Data items
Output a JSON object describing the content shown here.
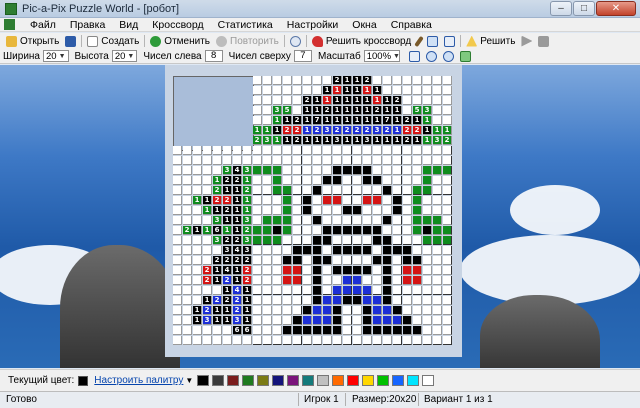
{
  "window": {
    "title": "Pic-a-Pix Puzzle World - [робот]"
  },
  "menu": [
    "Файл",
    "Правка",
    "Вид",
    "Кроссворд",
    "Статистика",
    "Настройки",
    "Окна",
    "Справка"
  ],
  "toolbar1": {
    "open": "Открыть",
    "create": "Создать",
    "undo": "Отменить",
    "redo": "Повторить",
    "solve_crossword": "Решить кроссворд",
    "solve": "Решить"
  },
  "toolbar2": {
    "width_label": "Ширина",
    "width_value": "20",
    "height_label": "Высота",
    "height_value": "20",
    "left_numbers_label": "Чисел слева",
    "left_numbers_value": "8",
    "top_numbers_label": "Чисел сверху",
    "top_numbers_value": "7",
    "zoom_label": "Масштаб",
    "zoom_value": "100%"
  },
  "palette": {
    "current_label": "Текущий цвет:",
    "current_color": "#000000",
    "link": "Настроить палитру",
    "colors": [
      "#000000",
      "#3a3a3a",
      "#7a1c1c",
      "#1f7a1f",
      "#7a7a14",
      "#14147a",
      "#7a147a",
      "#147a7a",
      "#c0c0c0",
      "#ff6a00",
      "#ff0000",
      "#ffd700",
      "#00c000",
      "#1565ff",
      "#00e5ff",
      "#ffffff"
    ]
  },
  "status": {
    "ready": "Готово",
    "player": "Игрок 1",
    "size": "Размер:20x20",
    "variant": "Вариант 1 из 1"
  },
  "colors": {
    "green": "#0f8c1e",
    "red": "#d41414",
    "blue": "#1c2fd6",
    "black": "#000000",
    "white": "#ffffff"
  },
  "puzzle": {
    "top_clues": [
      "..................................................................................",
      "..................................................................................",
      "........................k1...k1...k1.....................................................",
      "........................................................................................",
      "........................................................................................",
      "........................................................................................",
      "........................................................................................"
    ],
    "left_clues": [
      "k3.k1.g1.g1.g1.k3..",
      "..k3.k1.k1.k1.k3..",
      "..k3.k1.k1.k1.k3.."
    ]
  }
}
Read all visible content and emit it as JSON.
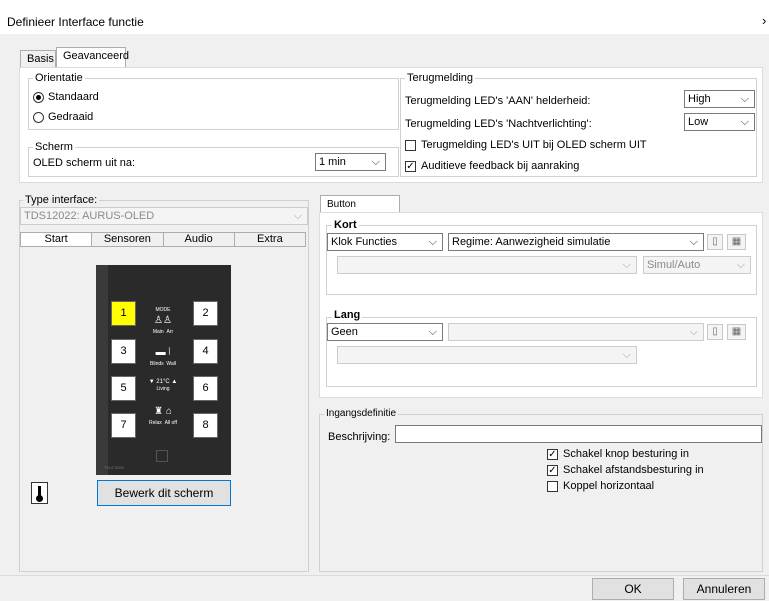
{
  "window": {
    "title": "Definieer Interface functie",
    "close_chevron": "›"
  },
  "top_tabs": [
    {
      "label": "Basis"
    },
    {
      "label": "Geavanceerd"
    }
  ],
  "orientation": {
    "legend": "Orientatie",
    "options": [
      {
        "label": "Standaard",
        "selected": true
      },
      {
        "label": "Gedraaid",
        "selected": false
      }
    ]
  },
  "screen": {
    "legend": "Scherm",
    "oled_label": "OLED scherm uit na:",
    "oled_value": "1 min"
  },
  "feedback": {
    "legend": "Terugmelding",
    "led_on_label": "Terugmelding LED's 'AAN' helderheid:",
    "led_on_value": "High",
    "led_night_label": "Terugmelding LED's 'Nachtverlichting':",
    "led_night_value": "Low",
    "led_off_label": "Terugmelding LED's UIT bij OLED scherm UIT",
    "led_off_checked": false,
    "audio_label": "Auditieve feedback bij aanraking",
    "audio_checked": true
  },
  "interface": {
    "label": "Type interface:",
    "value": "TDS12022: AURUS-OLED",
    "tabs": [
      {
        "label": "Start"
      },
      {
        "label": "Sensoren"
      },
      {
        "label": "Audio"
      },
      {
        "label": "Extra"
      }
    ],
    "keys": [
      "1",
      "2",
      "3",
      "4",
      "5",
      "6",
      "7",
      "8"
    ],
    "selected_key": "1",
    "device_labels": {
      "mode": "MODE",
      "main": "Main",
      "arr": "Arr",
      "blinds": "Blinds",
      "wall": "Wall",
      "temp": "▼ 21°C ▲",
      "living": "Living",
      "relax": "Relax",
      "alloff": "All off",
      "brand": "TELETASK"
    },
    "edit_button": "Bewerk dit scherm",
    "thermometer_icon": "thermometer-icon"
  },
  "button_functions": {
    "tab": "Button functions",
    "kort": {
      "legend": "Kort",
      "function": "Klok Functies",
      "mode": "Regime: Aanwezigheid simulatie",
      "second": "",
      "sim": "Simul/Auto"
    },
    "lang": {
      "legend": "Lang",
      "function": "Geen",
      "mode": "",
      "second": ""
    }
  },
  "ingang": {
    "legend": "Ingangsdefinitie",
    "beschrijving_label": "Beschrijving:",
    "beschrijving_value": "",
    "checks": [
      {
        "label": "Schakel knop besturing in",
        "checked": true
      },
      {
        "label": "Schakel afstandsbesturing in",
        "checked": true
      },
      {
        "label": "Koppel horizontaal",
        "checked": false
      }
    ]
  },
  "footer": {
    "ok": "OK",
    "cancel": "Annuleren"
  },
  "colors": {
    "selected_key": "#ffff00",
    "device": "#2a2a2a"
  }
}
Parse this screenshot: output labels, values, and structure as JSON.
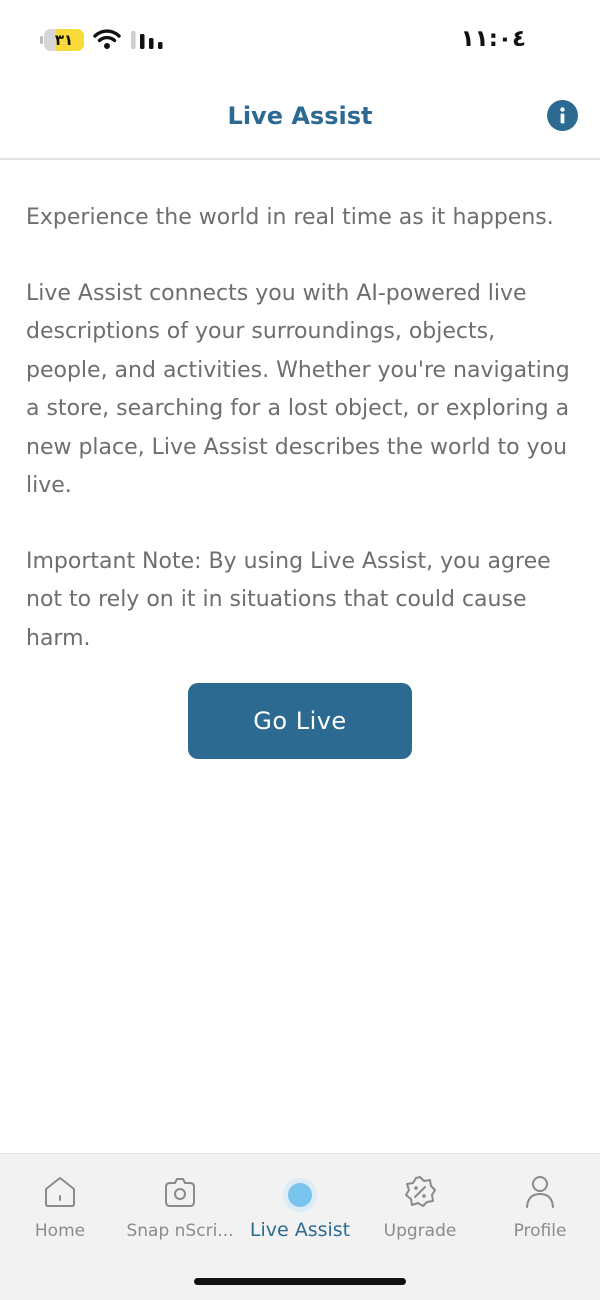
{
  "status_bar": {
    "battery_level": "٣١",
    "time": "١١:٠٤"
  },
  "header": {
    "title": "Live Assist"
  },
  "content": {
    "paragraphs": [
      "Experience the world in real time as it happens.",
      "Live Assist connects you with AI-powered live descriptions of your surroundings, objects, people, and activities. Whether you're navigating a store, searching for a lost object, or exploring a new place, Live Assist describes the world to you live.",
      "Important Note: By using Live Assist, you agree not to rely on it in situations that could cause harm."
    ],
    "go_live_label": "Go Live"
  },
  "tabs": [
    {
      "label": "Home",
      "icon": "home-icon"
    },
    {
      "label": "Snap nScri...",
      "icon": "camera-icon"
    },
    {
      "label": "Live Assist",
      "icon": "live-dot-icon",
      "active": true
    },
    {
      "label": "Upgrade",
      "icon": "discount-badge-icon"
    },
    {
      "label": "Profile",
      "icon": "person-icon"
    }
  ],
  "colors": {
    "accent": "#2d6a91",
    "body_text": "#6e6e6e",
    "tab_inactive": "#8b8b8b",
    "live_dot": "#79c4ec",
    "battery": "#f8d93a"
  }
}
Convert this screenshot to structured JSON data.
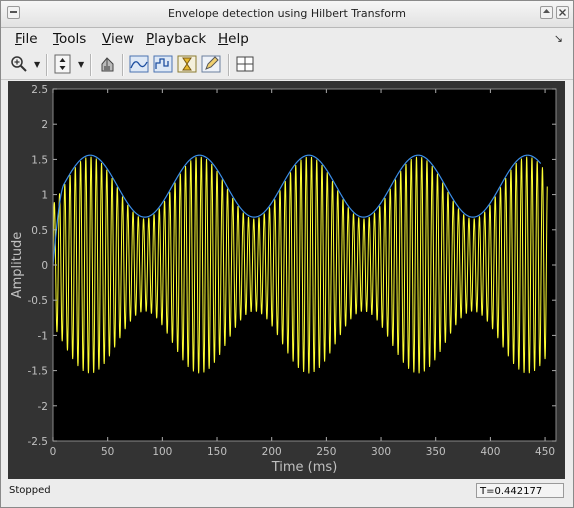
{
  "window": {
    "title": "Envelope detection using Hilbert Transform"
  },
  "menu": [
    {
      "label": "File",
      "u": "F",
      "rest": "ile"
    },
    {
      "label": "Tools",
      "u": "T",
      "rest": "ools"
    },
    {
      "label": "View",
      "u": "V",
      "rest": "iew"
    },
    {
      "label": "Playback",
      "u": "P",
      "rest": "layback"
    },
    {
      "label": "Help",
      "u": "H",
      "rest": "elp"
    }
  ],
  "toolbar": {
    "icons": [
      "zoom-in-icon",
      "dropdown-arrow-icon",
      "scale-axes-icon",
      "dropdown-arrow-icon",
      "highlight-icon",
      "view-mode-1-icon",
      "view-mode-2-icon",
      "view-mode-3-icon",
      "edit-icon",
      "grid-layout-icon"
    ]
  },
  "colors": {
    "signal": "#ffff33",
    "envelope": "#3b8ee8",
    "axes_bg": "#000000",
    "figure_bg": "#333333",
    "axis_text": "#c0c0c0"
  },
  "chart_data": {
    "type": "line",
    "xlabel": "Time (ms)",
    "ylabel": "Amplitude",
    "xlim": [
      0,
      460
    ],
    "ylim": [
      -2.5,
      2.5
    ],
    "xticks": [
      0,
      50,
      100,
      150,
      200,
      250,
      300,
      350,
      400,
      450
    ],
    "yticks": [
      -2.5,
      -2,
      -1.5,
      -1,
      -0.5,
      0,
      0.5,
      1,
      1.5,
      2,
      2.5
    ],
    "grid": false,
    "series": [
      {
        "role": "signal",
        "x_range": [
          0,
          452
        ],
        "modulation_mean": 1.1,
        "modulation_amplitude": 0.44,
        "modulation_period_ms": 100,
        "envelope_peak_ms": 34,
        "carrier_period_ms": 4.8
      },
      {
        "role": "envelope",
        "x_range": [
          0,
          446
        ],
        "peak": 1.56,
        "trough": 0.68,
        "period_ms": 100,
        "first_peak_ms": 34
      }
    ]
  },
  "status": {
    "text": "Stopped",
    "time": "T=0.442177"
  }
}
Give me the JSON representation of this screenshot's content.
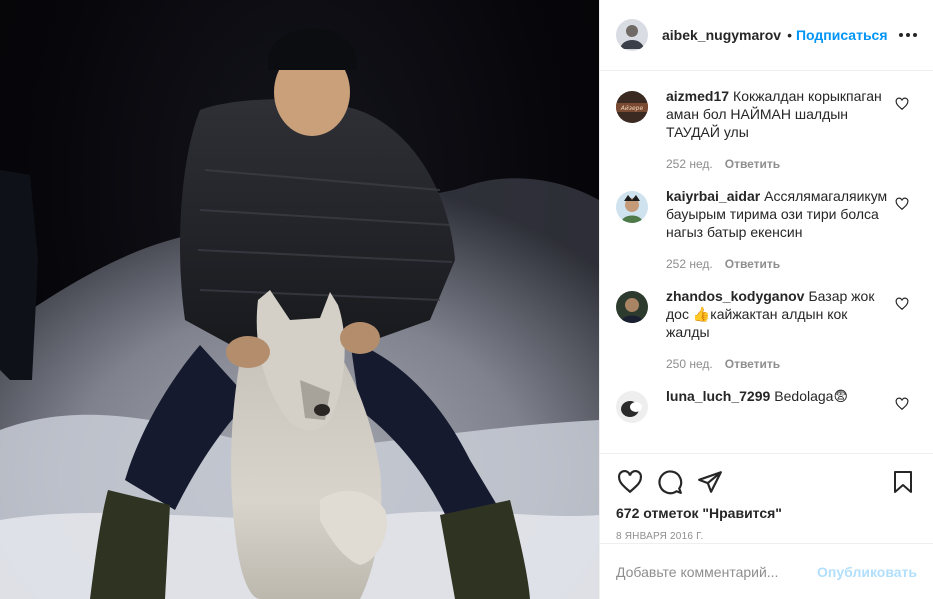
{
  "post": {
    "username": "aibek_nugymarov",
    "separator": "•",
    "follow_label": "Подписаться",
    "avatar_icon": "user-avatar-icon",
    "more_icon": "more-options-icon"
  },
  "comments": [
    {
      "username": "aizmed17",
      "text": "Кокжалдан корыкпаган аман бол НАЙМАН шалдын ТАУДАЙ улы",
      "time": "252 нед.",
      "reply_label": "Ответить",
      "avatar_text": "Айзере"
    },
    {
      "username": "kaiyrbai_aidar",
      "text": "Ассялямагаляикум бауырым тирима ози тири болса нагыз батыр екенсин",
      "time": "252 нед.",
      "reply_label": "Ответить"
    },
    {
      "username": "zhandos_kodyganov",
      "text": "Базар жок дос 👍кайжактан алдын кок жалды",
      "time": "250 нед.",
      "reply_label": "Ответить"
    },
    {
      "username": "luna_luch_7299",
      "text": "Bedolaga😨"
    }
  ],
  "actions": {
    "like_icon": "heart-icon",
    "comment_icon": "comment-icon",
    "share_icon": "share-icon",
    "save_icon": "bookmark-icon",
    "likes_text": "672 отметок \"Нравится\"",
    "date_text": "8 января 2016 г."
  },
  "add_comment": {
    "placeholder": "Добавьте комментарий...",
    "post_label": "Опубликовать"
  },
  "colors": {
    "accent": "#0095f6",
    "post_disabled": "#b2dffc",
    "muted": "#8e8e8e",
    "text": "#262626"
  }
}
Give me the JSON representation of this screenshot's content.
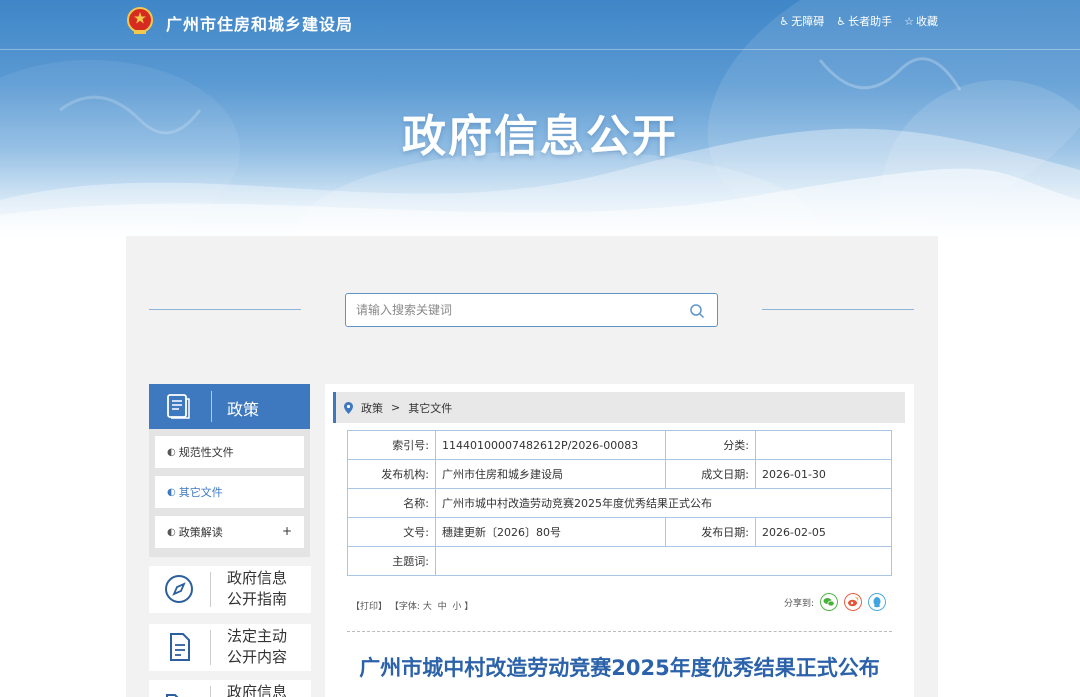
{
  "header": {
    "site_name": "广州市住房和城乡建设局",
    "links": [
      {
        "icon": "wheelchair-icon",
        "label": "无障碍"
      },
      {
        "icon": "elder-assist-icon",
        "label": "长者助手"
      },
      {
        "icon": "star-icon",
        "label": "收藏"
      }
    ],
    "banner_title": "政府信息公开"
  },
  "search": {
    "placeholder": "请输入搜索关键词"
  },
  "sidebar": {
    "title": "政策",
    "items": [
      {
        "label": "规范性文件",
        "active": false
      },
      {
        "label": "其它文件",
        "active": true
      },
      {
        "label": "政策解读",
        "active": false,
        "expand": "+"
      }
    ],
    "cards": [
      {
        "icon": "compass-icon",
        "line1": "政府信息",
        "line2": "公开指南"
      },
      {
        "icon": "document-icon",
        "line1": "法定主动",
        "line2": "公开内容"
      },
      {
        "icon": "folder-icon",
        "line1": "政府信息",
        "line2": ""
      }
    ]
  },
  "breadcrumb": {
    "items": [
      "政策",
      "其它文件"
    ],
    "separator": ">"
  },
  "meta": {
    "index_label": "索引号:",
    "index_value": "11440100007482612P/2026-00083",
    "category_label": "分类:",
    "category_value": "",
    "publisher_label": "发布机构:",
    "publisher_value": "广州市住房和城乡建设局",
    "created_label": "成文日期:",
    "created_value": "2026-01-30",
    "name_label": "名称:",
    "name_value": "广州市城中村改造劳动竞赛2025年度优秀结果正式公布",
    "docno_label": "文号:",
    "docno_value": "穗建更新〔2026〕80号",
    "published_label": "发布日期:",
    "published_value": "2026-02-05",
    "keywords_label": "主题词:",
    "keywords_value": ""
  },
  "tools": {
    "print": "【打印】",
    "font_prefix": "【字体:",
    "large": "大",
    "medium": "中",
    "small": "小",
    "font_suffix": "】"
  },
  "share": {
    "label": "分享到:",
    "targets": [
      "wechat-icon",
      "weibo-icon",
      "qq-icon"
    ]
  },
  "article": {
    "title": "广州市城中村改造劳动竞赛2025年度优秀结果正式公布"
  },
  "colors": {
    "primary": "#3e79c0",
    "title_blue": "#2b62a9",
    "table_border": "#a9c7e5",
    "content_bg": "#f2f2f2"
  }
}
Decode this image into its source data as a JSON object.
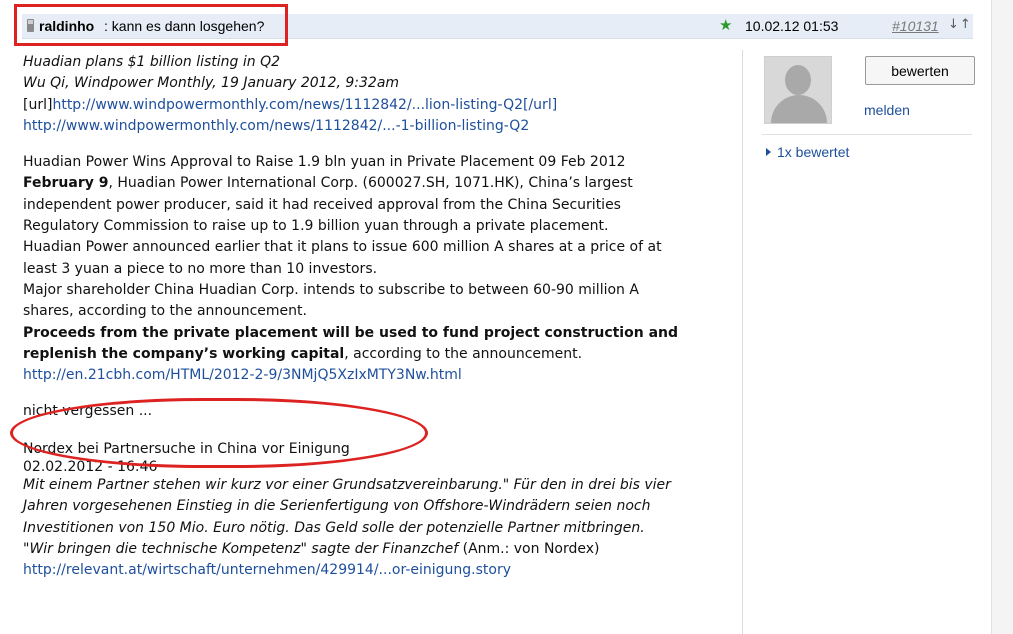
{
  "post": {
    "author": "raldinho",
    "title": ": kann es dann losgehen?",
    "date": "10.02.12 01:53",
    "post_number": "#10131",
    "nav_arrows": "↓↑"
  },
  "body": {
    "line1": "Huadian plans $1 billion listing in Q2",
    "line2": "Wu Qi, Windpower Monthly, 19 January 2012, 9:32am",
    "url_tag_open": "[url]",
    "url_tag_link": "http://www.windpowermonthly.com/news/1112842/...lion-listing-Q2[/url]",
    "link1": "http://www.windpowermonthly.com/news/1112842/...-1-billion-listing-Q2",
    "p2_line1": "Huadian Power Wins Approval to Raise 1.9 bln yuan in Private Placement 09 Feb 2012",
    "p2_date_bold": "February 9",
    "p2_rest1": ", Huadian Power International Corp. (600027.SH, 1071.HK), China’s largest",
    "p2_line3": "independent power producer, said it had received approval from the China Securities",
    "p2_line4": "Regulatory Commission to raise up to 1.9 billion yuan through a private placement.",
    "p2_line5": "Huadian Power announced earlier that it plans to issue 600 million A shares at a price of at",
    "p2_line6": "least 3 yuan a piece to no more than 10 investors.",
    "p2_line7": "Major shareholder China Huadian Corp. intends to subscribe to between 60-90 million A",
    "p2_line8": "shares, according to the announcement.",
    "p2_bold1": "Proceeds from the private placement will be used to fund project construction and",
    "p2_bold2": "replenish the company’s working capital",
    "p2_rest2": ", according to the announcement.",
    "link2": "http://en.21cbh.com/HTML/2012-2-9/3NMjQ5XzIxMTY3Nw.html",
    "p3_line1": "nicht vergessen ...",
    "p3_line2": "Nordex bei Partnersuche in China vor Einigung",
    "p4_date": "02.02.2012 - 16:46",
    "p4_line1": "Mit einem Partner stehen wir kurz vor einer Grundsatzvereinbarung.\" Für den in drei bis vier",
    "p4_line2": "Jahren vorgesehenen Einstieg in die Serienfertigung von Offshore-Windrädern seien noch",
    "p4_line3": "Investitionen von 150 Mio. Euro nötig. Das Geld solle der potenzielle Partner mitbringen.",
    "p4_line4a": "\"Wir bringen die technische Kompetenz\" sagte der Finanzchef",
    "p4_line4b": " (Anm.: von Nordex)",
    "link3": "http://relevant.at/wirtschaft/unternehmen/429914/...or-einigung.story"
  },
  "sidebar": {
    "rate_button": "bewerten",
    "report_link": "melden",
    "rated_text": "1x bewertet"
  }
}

▶ _Set task_
Report the number of lines that contain "Terugmelding", with no other words.

▶ _Exercise response_
4